WHAT YOU ARE ASKED TO DO:
Using the data below, repeat all of it precisely.

GIVEN INFORMATION:
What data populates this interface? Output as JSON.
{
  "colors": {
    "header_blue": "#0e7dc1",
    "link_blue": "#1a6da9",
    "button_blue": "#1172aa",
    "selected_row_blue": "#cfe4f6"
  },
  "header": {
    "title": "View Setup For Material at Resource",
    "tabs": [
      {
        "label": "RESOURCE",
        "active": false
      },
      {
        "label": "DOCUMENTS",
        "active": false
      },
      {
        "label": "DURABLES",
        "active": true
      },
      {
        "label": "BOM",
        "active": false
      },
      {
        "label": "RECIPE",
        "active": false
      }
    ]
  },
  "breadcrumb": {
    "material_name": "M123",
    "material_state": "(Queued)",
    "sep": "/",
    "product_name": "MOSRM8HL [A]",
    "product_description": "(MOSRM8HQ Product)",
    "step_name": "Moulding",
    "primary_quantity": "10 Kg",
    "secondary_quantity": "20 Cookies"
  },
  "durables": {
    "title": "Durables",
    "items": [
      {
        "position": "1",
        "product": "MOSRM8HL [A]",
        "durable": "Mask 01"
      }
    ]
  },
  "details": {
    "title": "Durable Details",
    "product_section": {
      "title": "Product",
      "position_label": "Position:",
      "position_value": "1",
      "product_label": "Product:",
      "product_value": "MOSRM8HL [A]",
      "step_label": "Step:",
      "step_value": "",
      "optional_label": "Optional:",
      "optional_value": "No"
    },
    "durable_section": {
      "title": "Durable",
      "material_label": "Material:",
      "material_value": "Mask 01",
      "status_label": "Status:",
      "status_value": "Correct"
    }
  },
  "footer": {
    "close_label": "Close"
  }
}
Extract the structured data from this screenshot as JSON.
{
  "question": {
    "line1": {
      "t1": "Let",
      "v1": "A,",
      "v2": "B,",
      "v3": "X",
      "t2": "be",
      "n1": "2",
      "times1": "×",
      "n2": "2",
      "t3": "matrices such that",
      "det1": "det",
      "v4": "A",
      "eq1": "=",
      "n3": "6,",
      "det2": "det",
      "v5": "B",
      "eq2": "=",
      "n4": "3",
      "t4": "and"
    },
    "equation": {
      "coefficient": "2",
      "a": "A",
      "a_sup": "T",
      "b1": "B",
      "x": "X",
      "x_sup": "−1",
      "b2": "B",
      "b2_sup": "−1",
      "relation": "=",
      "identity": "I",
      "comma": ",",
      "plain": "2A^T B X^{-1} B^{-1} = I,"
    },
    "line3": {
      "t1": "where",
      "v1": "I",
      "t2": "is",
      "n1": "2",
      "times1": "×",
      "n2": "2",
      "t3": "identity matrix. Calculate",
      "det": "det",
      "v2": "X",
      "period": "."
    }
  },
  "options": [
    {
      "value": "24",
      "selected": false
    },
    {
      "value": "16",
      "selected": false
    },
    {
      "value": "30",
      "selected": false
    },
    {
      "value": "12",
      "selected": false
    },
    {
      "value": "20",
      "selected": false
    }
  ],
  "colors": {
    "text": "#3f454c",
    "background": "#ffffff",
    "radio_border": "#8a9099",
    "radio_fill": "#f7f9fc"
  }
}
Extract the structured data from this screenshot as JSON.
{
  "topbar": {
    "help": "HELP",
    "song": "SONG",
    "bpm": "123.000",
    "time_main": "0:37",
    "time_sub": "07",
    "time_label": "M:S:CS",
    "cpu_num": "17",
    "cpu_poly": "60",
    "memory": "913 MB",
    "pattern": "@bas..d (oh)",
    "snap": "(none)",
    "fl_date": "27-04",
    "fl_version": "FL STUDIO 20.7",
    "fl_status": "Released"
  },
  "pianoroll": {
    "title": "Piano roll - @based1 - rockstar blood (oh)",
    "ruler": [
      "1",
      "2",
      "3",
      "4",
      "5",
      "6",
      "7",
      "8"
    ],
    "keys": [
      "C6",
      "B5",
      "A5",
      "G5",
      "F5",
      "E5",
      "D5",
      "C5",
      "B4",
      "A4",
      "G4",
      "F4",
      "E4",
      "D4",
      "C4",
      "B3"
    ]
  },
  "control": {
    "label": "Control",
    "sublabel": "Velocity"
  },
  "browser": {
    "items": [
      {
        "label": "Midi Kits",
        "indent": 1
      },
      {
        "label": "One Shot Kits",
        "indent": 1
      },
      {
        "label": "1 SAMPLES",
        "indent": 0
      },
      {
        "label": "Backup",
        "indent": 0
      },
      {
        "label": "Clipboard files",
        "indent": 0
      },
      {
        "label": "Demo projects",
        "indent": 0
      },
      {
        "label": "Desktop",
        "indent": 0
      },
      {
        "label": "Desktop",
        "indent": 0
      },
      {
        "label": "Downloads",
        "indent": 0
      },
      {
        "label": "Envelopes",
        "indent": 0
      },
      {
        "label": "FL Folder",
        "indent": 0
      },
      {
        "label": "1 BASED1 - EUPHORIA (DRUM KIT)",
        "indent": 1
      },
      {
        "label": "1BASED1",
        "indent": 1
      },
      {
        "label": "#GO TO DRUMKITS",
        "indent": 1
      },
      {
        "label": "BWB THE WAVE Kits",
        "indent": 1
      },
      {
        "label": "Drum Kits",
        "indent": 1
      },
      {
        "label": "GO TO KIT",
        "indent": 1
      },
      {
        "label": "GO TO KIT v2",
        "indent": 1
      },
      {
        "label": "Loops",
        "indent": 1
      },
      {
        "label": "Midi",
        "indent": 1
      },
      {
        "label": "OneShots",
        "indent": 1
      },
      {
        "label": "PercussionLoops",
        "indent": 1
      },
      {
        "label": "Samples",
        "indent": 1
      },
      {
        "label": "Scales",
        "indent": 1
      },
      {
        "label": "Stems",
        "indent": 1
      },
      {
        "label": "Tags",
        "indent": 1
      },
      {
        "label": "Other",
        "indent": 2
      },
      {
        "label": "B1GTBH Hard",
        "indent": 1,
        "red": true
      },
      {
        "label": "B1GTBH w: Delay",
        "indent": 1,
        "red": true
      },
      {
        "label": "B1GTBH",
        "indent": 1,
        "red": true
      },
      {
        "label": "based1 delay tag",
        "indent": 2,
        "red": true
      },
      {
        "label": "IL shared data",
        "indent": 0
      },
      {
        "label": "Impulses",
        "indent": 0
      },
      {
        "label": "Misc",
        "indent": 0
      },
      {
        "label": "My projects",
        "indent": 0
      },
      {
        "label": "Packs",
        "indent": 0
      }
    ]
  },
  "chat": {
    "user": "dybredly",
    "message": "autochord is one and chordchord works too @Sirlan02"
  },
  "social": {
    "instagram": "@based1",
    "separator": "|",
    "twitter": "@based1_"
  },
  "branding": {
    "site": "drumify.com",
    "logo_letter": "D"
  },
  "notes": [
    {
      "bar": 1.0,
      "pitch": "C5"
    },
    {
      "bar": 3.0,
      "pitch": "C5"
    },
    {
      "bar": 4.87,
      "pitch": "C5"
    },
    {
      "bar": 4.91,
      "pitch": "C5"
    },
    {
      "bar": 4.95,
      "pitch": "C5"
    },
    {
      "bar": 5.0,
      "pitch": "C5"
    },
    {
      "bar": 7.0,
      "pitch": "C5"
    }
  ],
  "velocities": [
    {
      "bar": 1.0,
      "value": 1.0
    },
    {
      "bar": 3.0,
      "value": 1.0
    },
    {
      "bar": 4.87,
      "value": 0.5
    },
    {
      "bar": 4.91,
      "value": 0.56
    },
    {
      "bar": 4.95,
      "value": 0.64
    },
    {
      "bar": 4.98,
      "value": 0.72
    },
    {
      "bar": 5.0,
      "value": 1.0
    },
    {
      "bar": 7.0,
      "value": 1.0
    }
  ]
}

RESPONSE:
What data populates this interface? Output as JSON.
{
  "colors": {
    "header_blue": "#0e7dc1",
    "link_blue": "#1a6da9",
    "button_blue": "#1172aa",
    "selected_row_blue": "#cfe4f6"
  },
  "header": {
    "title": "View Setup For Material at Resource",
    "tabs": [
      {
        "label": "RESOURCE",
        "active": false
      },
      {
        "label": "DOCUMENTS",
        "active": false
      },
      {
        "label": "DURABLES",
        "active": true
      },
      {
        "label": "BOM",
        "active": false
      },
      {
        "label": "RECIPE",
        "active": false
      }
    ]
  },
  "breadcrumb": {
    "material_name": "M123",
    "material_state": "(Queued)",
    "sep": "/",
    "product_name": "MOSRM8HL [A]",
    "product_description": "(MOSRM8HQ Product)",
    "step_name": "Moulding",
    "primary_quantity": "10 Kg",
    "secondary_quantity": "20 Cookies"
  },
  "durables": {
    "title": "Durables",
    "items": [
      {
        "position": "1",
        "product": "MOSRM8HL [A]",
        "durable": "Mask 01"
      }
    ]
  },
  "details": {
    "title": "Durable Details",
    "product_section": {
      "title": "Product",
      "position_label": "Position:",
      "position_value": "1",
      "product_label": "Product:",
      "product_value": "MOSRM8HL [A]",
      "step_label": "Step:",
      "step_value": "",
      "optional_label": "Optional:",
      "optional_value": "No"
    },
    "durable_section": {
      "title": "Durable",
      "material_label": "Material:",
      "material_value": "Mask 01",
      "status_label": "Status:",
      "status_value": "Correct"
    }
  },
  "footer": {
    "close_label": "Close"
  }
}
Extract the structured data from this screenshot as JSON.
{
  "question": {
    "line1": {
      "t1": "Let",
      "v1": "A,",
      "v2": "B,",
      "v3": "X",
      "t2": "be",
      "n1": "2",
      "times1": "×",
      "n2": "2",
      "t3": "matrices such that",
      "det1": "det",
      "v4": "A",
      "eq1": "=",
      "n3": "6,",
      "det2": "det",
      "v5": "B",
      "eq2": "=",
      "n4": "3",
      "t4": "and"
    },
    "equation": {
      "coefficient": "2",
      "a": "A",
      "a_sup": "T",
      "b1": "B",
      "x": "X",
      "x_sup": "−1",
      "b2": "B",
      "b2_sup": "−1",
      "relation": "=",
      "identity": "I",
      "comma": ",",
      "plain": "2A^T B X^{-1} B^{-1} = I,"
    },
    "line3": {
      "t1": "where",
      "v1": "I",
      "t2": "is",
      "n1": "2",
      "times1": "×",
      "n2": "2",
      "t3": "identity matrix. Calculate",
      "det": "det",
      "v2": "X",
      "period": "."
    }
  },
  "options": [
    {
      "value": "24",
      "selected": false
    },
    {
      "value": "16",
      "selected": false
    },
    {
      "value": "30",
      "selected": false
    },
    {
      "value": "12",
      "selected": false
    },
    {
      "value": "20",
      "selected": false
    }
  ],
  "colors": {
    "text": "#3f454c",
    "background": "#ffffff",
    "radio_border": "#8a9099",
    "radio_fill": "#f7f9fc"
  }
}
Extract the structured data from this screenshot as JSON.
{
  "topbar": {
    "help": "HELP",
    "song": "SONG",
    "bpm": "123.000",
    "time_main": "0:37",
    "time_sub": "07",
    "time_label": "M:S:CS",
    "cpu_num": "17",
    "cpu_poly": "60",
    "memory": "913 MB",
    "pattern": "@bas..d (oh)",
    "snap": "(none)",
    "fl_date": "27-04",
    "fl_version": "FL STUDIO 20.7",
    "fl_status": "Released"
  },
  "pianoroll": {
    "title": "Piano roll - @based1 - rockstar blood (oh)",
    "ruler": [
      "1",
      "2",
      "3",
      "4",
      "5",
      "6",
      "7",
      "8"
    ],
    "keys": [
      "C6",
      "B5",
      "A5",
      "G5",
      "F5",
      "E5",
      "D5",
      "C5",
      "B4",
      "A4",
      "G4",
      "F4",
      "E4",
      "D4",
      "C4",
      "B3"
    ]
  },
  "control": {
    "label": "Control",
    "sublabel": "Velocity"
  },
  "browser": {
    "items": [
      {
        "label": "Midi Kits",
        "indent": 1
      },
      {
        "label": "One Shot Kits",
        "indent": 1
      },
      {
        "label": "1 SAMPLES",
        "indent": 0
      },
      {
        "label": "Backup",
        "indent": 0
      },
      {
        "label": "Clipboard files",
        "indent": 0
      },
      {
        "label": "Demo projects",
        "indent": 0
      },
      {
        "label": "Desktop",
        "indent": 0
      },
      {
        "label": "Desktop",
        "indent": 0
      },
      {
        "label": "Downloads",
        "indent": 0
      },
      {
        "label": "Envelopes",
        "indent": 0
      },
      {
        "label": "FL Folder",
        "indent": 0
      },
      {
        "label": "1 BASED1 - EUPHORIA (DRUM KIT)",
        "indent": 1
      },
      {
        "label": "1BASED1",
        "indent": 1
      },
      {
        "label": "#GO TO DRUMKITS",
        "indent": 1
      },
      {
        "label": "BWB THE WAVE Kits",
        "indent": 1
      },
      {
        "label": "Drum Kits",
        "indent": 1
      },
      {
        "label": "GO TO KIT",
        "indent": 1
      },
      {
        "label": "GO TO KIT v2",
        "indent": 1
      },
      {
        "label": "Loops",
        "indent": 1
      },
      {
        "label": "Midi",
        "indent": 1
      },
      {
        "label": "OneShots",
        "indent": 1
      },
      {
        "label": "PercussionLoops",
        "indent": 1
      },
      {
        "label": "Samples",
        "indent": 1
      },
      {
        "label": "Scales",
        "indent": 1
      },
      {
        "label": "Stems",
        "indent": 1
      },
      {
        "label": "Tags",
        "indent": 1
      },
      {
        "label": "Other",
        "indent": 2
      },
      {
        "label": "B1GTBH Hard",
        "indent": 1,
        "red": true
      },
      {
        "label": "B1GTBH w: Delay",
        "indent": 1,
        "red": true
      },
      {
        "label": "B1GTBH",
        "indent": 1,
        "red": true
      },
      {
        "label": "based1 delay tag",
        "indent": 2,
        "red": true
      },
      {
        "label": "IL shared data",
        "indent": 0
      },
      {
        "label": "Impulses",
        "indent": 0
      },
      {
        "label": "Misc",
        "indent": 0
      },
      {
        "label": "My projects",
        "indent": 0
      },
      {
        "label": "Packs",
        "indent": 0
      }
    ]
  },
  "chat": {
    "user": "dybredly",
    "message": "autochord is one and chordchord works too @Sirlan02"
  },
  "social": {
    "instagram": "@based1",
    "separator": "|",
    "twitter": "@based1_"
  },
  "branding": {
    "site": "drumify.com",
    "logo_letter": "D"
  },
  "notes": [
    {
      "bar": 1.0,
      "pitch": "C5"
    },
    {
      "bar": 3.0,
      "pitch": "C5"
    },
    {
      "bar": 4.87,
      "pitch": "C5"
    },
    {
      "bar": 4.91,
      "pitch": "C5"
    },
    {
      "bar": 4.95,
      "pitch": "C5"
    },
    {
      "bar": 5.0,
      "pitch": "C5"
    },
    {
      "bar": 7.0,
      "pitch": "C5"
    }
  ],
  "velocities": [
    {
      "bar": 1.0,
      "value": 1.0
    },
    {
      "bar": 3.0,
      "value": 1.0
    },
    {
      "bar": 4.87,
      "value": 0.5
    },
    {
      "bar": 4.91,
      "value": 0.56
    },
    {
      "bar": 4.95,
      "value": 0.64
    },
    {
      "bar": 4.98,
      "value": 0.72
    },
    {
      "bar": 5.0,
      "value": 1.0
    },
    {
      "bar": 7.0,
      "value": 1.0
    }
  ]
}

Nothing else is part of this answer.